Task to complete -
In the entries below, find every line holding the string "JSON" and collect it.

⟨

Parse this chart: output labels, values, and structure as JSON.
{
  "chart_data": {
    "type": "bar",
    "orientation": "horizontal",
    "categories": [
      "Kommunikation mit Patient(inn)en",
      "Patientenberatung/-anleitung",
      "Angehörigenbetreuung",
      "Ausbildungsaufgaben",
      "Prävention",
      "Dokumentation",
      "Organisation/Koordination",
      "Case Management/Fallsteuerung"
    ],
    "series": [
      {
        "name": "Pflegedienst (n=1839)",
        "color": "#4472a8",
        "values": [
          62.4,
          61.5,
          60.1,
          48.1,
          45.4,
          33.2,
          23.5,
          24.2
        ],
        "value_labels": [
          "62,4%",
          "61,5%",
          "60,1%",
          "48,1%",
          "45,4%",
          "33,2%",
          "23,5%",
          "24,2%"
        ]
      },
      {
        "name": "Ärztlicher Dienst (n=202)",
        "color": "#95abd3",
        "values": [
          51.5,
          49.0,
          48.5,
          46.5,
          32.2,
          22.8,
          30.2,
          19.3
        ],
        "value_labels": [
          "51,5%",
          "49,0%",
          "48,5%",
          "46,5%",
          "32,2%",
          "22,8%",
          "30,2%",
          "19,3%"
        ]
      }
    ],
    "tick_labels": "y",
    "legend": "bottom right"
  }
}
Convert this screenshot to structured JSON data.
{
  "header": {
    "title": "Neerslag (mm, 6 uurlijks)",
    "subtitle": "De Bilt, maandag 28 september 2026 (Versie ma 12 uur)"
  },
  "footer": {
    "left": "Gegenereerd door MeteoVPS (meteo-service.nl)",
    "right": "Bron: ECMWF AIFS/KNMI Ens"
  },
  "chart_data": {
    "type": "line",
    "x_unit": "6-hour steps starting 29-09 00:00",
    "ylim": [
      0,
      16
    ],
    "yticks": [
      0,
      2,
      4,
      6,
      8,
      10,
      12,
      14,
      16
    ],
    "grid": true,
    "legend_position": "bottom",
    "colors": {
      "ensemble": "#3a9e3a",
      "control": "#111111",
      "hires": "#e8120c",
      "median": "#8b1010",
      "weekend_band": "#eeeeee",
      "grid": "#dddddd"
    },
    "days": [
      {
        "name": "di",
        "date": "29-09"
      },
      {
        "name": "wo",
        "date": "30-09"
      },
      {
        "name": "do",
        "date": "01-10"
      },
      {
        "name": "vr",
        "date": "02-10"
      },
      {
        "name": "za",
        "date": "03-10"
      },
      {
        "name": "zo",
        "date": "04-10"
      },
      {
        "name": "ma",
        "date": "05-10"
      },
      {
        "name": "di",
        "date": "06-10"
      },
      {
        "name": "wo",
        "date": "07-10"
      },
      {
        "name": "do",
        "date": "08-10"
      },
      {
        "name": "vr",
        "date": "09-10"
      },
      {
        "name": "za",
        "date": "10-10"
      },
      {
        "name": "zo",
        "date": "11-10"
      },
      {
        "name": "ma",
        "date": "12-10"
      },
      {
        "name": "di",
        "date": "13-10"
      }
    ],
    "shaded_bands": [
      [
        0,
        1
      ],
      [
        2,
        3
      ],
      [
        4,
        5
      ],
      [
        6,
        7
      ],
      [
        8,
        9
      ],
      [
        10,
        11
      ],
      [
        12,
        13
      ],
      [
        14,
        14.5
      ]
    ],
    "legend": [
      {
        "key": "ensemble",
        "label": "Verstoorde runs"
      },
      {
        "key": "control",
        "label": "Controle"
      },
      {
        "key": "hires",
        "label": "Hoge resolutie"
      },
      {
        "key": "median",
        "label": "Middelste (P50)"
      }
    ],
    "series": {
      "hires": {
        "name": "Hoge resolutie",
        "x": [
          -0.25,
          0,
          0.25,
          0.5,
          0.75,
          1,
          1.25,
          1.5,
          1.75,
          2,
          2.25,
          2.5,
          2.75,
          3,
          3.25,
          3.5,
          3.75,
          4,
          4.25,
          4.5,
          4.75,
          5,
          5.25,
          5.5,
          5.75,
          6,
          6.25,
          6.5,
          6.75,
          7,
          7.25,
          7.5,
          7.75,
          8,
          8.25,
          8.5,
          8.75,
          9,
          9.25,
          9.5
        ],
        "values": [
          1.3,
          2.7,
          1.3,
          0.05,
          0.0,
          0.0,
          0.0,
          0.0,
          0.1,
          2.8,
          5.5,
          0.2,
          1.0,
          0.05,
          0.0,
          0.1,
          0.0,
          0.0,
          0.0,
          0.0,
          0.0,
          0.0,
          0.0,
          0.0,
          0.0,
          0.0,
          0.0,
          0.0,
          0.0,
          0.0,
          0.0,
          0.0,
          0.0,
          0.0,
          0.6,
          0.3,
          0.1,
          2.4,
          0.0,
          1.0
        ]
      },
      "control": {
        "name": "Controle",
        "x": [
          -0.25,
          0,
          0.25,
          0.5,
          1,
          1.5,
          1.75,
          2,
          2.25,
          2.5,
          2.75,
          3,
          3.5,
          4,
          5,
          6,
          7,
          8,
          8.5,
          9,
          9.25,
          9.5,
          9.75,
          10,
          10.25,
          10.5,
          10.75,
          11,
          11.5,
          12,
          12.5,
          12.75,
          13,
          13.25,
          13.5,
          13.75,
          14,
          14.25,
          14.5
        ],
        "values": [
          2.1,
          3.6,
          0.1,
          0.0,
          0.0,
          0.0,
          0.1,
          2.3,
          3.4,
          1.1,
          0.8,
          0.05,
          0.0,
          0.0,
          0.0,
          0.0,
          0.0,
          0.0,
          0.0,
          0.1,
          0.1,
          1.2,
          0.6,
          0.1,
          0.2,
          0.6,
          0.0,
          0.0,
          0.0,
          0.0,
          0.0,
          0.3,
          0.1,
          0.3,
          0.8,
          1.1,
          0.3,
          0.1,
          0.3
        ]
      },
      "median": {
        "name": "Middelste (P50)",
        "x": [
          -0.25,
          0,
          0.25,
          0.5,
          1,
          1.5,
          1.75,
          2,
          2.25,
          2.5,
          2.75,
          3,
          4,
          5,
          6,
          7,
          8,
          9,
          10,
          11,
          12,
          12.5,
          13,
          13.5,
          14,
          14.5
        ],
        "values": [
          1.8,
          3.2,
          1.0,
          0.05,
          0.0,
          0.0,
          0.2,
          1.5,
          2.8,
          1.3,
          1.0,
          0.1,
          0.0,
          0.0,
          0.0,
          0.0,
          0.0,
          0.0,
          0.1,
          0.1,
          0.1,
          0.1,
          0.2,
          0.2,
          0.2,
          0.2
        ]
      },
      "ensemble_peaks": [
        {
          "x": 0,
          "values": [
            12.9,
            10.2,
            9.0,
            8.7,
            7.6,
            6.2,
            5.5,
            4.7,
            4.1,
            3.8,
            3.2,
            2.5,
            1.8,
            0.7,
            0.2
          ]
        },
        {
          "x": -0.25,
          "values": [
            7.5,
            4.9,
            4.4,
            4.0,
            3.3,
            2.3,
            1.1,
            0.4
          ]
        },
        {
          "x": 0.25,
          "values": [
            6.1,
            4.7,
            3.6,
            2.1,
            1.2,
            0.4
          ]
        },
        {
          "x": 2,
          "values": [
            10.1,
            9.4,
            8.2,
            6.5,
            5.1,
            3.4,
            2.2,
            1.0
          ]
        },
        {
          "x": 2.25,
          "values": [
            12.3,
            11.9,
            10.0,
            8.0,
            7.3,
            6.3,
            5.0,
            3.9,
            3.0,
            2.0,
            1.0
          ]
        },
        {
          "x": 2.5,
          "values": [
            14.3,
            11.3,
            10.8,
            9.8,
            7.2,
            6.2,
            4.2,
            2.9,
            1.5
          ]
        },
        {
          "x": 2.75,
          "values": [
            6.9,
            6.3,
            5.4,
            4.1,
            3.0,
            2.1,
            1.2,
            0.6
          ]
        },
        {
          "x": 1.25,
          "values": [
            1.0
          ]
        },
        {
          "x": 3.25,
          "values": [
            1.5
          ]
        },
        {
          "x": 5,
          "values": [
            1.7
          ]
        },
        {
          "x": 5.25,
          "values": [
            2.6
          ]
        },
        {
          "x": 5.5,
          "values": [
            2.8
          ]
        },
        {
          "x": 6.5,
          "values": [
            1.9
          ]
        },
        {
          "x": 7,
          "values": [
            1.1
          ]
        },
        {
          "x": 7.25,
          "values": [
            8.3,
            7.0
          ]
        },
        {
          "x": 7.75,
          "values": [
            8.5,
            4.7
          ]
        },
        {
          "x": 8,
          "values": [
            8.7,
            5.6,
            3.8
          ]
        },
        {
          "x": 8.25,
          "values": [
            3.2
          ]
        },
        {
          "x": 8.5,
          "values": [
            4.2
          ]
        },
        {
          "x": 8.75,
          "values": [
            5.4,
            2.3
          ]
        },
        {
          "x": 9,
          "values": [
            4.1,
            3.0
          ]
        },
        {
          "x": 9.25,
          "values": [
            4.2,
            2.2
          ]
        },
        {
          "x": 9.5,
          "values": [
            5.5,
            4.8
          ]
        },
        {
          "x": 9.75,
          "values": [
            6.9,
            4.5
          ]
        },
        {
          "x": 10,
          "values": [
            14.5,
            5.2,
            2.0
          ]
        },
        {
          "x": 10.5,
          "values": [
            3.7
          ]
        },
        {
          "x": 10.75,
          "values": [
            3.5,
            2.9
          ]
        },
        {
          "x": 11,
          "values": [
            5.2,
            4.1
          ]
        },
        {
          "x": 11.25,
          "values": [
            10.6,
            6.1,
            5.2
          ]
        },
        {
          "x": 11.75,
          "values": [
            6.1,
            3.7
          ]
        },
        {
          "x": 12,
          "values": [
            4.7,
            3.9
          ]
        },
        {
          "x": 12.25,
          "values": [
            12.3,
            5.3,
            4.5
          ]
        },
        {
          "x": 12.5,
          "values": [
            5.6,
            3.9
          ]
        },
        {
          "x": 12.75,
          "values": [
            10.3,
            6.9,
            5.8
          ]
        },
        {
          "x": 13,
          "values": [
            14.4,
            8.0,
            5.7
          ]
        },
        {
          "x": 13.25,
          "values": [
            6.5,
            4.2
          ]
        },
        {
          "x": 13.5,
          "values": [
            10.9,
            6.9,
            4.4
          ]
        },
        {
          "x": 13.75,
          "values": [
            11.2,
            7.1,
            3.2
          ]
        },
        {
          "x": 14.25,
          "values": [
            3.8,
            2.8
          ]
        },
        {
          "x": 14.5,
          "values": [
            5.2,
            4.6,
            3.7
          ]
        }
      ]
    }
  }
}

⟩

Task result -
Parse this chart: output labels, values, and structure as JSON.
Convert this screenshot to structured JSON data.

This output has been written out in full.